Material provided:
=====

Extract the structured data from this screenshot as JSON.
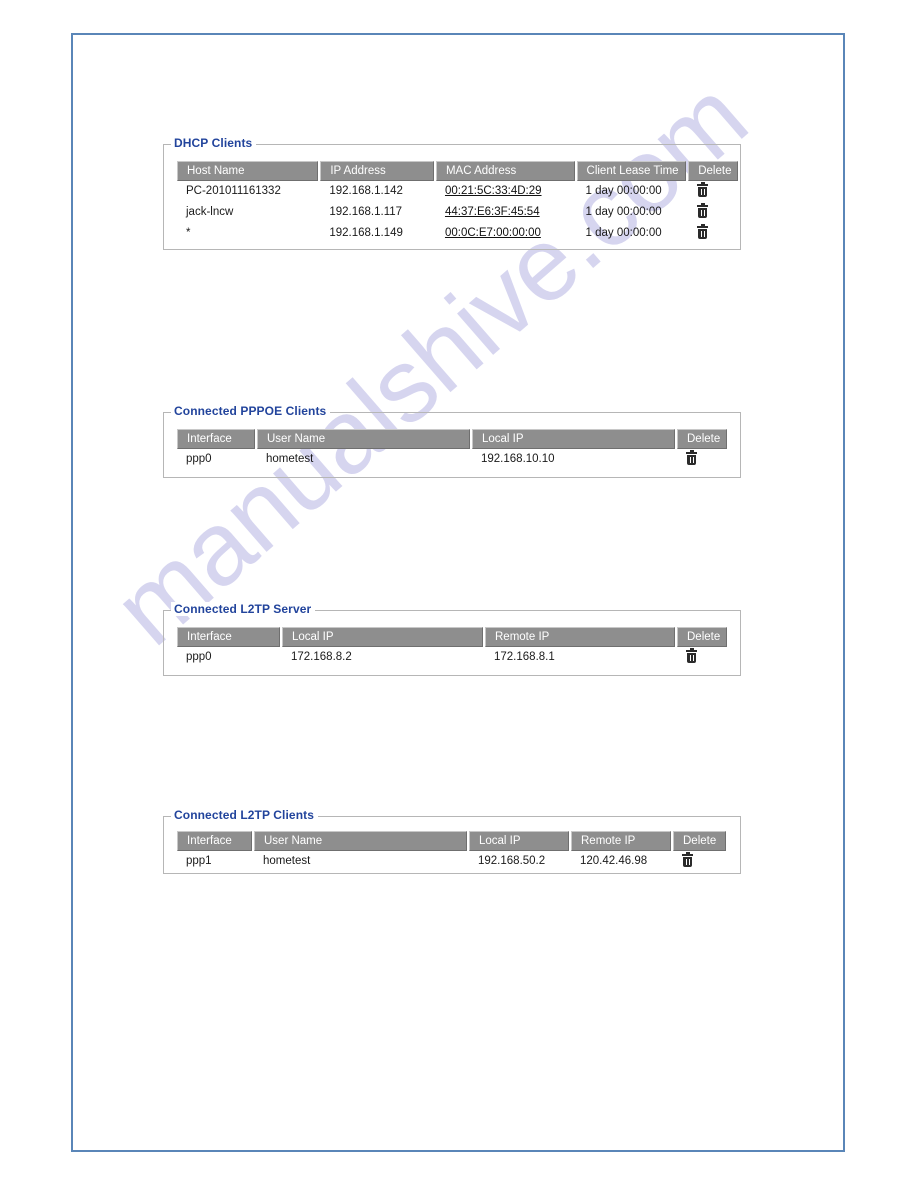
{
  "page": {
    "border_color": "#5a86b8",
    "background": "#ffffff",
    "watermark": "manualshive.com",
    "watermark_color": "#c7c6ea"
  },
  "theme": {
    "legend_color": "#22449c",
    "header_bg": "#8e8e8e",
    "header_text": "#ffffff",
    "panel_border": "#b6b6b6"
  },
  "icons": {
    "delete": "trash-icon"
  },
  "panels": [
    {
      "id": "dhcp",
      "legend": "DHCP Clients",
      "columns": [
        "Host Name",
        "IP Address",
        "MAC Address",
        "Client Lease Time",
        "Delete"
      ],
      "rows": [
        {
          "host_name": "PC-201011161332",
          "ip_address": "192.168.1.142",
          "mac_address": "00:21:5C:33:4D:29",
          "lease_time": "1 day 00:00:00",
          "delete": "trash-icon"
        },
        {
          "host_name": "jack-lncw",
          "ip_address": "192.168.1.117",
          "mac_address": "44:37:E6:3F:45:54",
          "lease_time": "1 day 00:00:00",
          "delete": "trash-icon"
        },
        {
          "host_name": "*",
          "ip_address": "192.168.1.149",
          "mac_address": "00:0C:E7:00:00:00",
          "lease_time": "1 day 00:00:00",
          "delete": "trash-icon"
        }
      ]
    },
    {
      "id": "pppoe",
      "legend": "Connected PPPOE Clients",
      "columns": [
        "Interface",
        "User Name",
        "Local IP",
        "Delete"
      ],
      "rows": [
        {
          "interface": "ppp0",
          "user_name": "hometest",
          "local_ip": "192.168.10.10",
          "delete": "trash-icon"
        }
      ]
    },
    {
      "id": "l2tp-server",
      "legend": "Connected L2TP Server",
      "columns": [
        "Interface",
        "Local IP",
        "Remote IP",
        "Delete"
      ],
      "rows": [
        {
          "interface": "ppp0",
          "local_ip": "172.168.8.2",
          "remote_ip": "172.168.8.1",
          "delete": "trash-icon"
        }
      ]
    },
    {
      "id": "l2tp-client",
      "legend": "Connected L2TP Clients",
      "columns": [
        "Interface",
        "User Name",
        "Local IP",
        "Remote IP",
        "Delete"
      ],
      "rows": [
        {
          "interface": "ppp1",
          "user_name": "hometest",
          "local_ip": "192.168.50.2",
          "remote_ip": "120.42.46.98",
          "delete": "trash-icon"
        }
      ]
    }
  ]
}
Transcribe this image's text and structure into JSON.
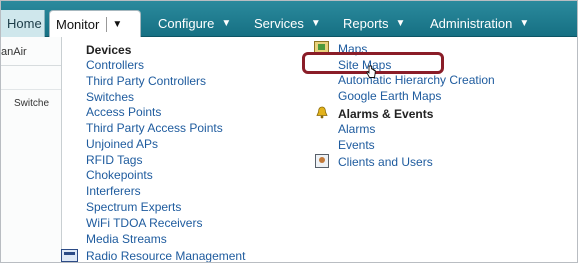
{
  "nav": {
    "home": "Home",
    "monitor": "Monitor",
    "configure": "Configure",
    "services": "Services",
    "reports": "Reports",
    "administration": "Administration",
    "arrow_glyph": "▼"
  },
  "background": {
    "left_fragment": "anAir",
    "switches_fragment": "Switche"
  },
  "menu": {
    "devices_heading": "Devices",
    "devices": [
      "Controllers",
      "Third Party Controllers",
      "Switches",
      "Access Points",
      "Third Party Access Points",
      "Unjoined APs",
      "RFID Tags",
      "Chokepoints",
      "Interferers",
      "Spectrum Experts",
      "WiFi TDOA Receivers",
      "Media Streams"
    ],
    "radio_resource_management": "Radio Resource Management",
    "maps": "Maps",
    "maps_items": [
      "Site Maps",
      "Automatic Hierarchy Creation",
      "Google Earth Maps"
    ],
    "alarms_heading": "Alarms & Events",
    "alarms_items": [
      "Alarms",
      "Events"
    ],
    "clients_and_users": "Clients and Users"
  },
  "colors": {
    "nav_bar": "#167083",
    "link": "#1e5b9e",
    "highlight_box": "#8a1d28"
  },
  "icons": {
    "rrm": "radio-resource-icon",
    "maps": "map-icon",
    "alarms": "bell-icon",
    "clients": "clients-icon",
    "pointer": "hand-cursor-icon"
  }
}
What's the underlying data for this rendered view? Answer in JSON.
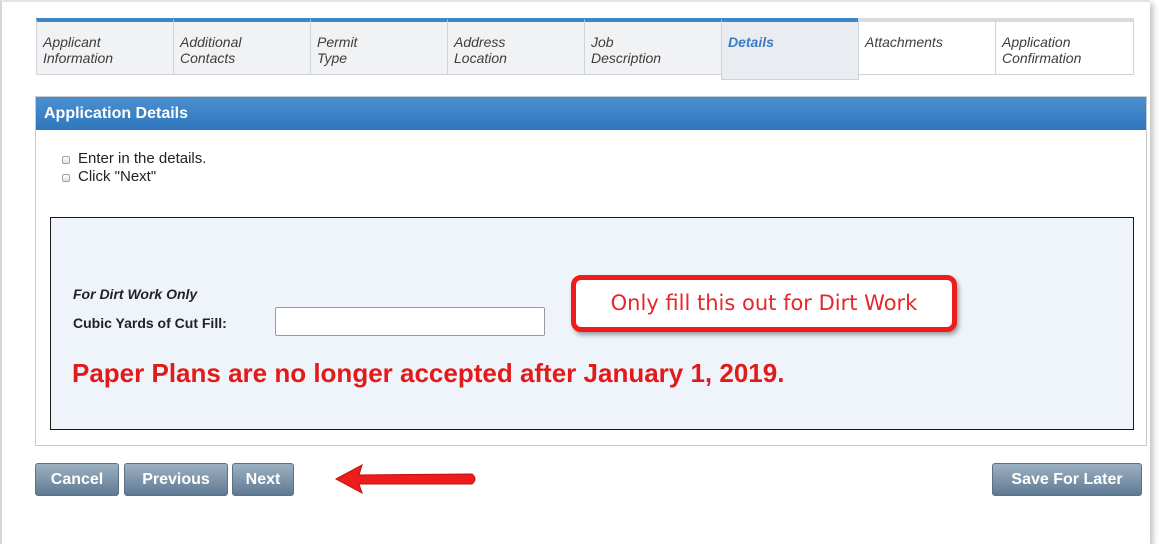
{
  "tabs": [
    {
      "label": "Applicant\nInformation",
      "state": "done"
    },
    {
      "label": "Additional\nContacts",
      "state": "done"
    },
    {
      "label": "Permit\nType",
      "state": "done"
    },
    {
      "label": "Address\nLocation",
      "state": "done"
    },
    {
      "label": "Job\nDescription",
      "state": "done"
    },
    {
      "label": "Details",
      "state": "active"
    },
    {
      "label": "Attachments",
      "state": "pending"
    },
    {
      "label": "Application\nConfirmation",
      "state": "pending"
    }
  ],
  "panel": {
    "title": "Application Details",
    "instructions": [
      "Enter in the details.",
      "Click \"Next\""
    ]
  },
  "form": {
    "section_label": "For Dirt Work Only",
    "cubic_yards_label": "Cubic Yards of Cut Fill:",
    "cubic_yards_value": ""
  },
  "callout": {
    "text": "Only fill this out for Dirt Work"
  },
  "notice": {
    "text": "Paper Plans are no longer accepted after January 1, 2019."
  },
  "buttons": {
    "cancel": "Cancel",
    "previous": "Previous",
    "next": "Next",
    "save_for_later": "Save For Later"
  },
  "colors": {
    "accent_blue": "#3f86c7",
    "header_blue": "#2f76bd",
    "annotation_red": "#ee1c1c",
    "notice_red": "#e21a1a",
    "button_slate": "#6f889f"
  }
}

=====

What is being asked:
Set down the lines of the records above exactly, apart from the pictures.

Answer to this exercise:
Extract the structured data from this screenshot as JSON.
{
  "page": {
    "border_color": "#5a86b8",
    "background": "#ffffff",
    "watermark": "manualshive.com",
    "watermark_color": "#c7c6ea"
  },
  "theme": {
    "legend_color": "#22449c",
    "header_bg": "#8e8e8e",
    "header_text": "#ffffff",
    "panel_border": "#b6b6b6"
  },
  "icons": {
    "delete": "trash-icon"
  },
  "panels": [
    {
      "id": "dhcp",
      "legend": "DHCP Clients",
      "columns": [
        "Host Name",
        "IP Address",
        "MAC Address",
        "Client Lease Time",
        "Delete"
      ],
      "rows": [
        {
          "host_name": "PC-201011161332",
          "ip_address": "192.168.1.142",
          "mac_address": "00:21:5C:33:4D:29",
          "lease_time": "1 day 00:00:00",
          "delete": "trash-icon"
        },
        {
          "host_name": "jack-lncw",
          "ip_address": "192.168.1.117",
          "mac_address": "44:37:E6:3F:45:54",
          "lease_time": "1 day 00:00:00",
          "delete": "trash-icon"
        },
        {
          "host_name": "*",
          "ip_address": "192.168.1.149",
          "mac_address": "00:0C:E7:00:00:00",
          "lease_time": "1 day 00:00:00",
          "delete": "trash-icon"
        }
      ]
    },
    {
      "id": "pppoe",
      "legend": "Connected PPPOE Clients",
      "columns": [
        "Interface",
        "User Name",
        "Local IP",
        "Delete"
      ],
      "rows": [
        {
          "interface": "ppp0",
          "user_name": "hometest",
          "local_ip": "192.168.10.10",
          "delete": "trash-icon"
        }
      ]
    },
    {
      "id": "l2tp-server",
      "legend": "Connected L2TP Server",
      "columns": [
        "Interface",
        "Local IP",
        "Remote IP",
        "Delete"
      ],
      "rows": [
        {
          "interface": "ppp0",
          "local_ip": "172.168.8.2",
          "remote_ip": "172.168.8.1",
          "delete": "trash-icon"
        }
      ]
    },
    {
      "id": "l2tp-client",
      "legend": "Connected L2TP Clients",
      "columns": [
        "Interface",
        "User Name",
        "Local IP",
        "Remote IP",
        "Delete"
      ],
      "rows": [
        {
          "interface": "ppp1",
          "user_name": "hometest",
          "local_ip": "192.168.50.2",
          "remote_ip": "120.42.46.98",
          "delete": "trash-icon"
        }
      ]
    }
  ]
}
Transcribe this image's text and structure into JSON.
{
  "nav": {
    "home": "Home",
    "monitor": "Monitor",
    "configure": "Configure",
    "services": "Services",
    "reports": "Reports",
    "administration": "Administration",
    "arrow_glyph": "▼"
  },
  "background": {
    "left_fragment": "anAir",
    "switches_fragment": "Switche"
  },
  "menu": {
    "devices_heading": "Devices",
    "devices": [
      "Controllers",
      "Third Party Controllers",
      "Switches",
      "Access Points",
      "Third Party Access Points",
      "Unjoined APs",
      "RFID Tags",
      "Chokepoints",
      "Interferers",
      "Spectrum Experts",
      "WiFi TDOA Receivers",
      "Media Streams"
    ],
    "radio_resource_management": "Radio Resource Management",
    "maps": "Maps",
    "maps_items": [
      "Site Maps",
      "Automatic Hierarchy Creation",
      "Google Earth Maps"
    ],
    "alarms_heading": "Alarms & Events",
    "alarms_items": [
      "Alarms",
      "Events"
    ],
    "clients_and_users": "Clients and Users"
  },
  "colors": {
    "nav_bar": "#167083",
    "link": "#1e5b9e",
    "highlight_box": "#8a1d28"
  },
  "icons": {
    "rrm": "radio-resource-icon",
    "maps": "map-icon",
    "alarms": "bell-icon",
    "clients": "clients-icon",
    "pointer": "hand-cursor-icon"
  }
}
What's the underlying data for this rendered view? Answer in JSON.
{
  "tabs": [
    {
      "label": "Applicant\nInformation",
      "state": "done"
    },
    {
      "label": "Additional\nContacts",
      "state": "done"
    },
    {
      "label": "Permit\nType",
      "state": "done"
    },
    {
      "label": "Address\nLocation",
      "state": "done"
    },
    {
      "label": "Job\nDescription",
      "state": "done"
    },
    {
      "label": "Details",
      "state": "active"
    },
    {
      "label": "Attachments",
      "state": "pending"
    },
    {
      "label": "Application\nConfirmation",
      "state": "pending"
    }
  ],
  "panel": {
    "title": "Application Details",
    "instructions": [
      "Enter in the details.",
      "Click \"Next\""
    ]
  },
  "form": {
    "section_label": "For Dirt Work Only",
    "cubic_yards_label": "Cubic Yards of Cut Fill:",
    "cubic_yards_value": ""
  },
  "callout": {
    "text": "Only fill this out for Dirt Work"
  },
  "notice": {
    "text": "Paper Plans are no longer accepted after January 1, 2019."
  },
  "buttons": {
    "cancel": "Cancel",
    "previous": "Previous",
    "next": "Next",
    "save_for_later": "Save For Later"
  },
  "colors": {
    "accent_blue": "#3f86c7",
    "header_blue": "#2f76bd",
    "annotation_red": "#ee1c1c",
    "notice_red": "#e21a1a",
    "button_slate": "#6f889f"
  }
}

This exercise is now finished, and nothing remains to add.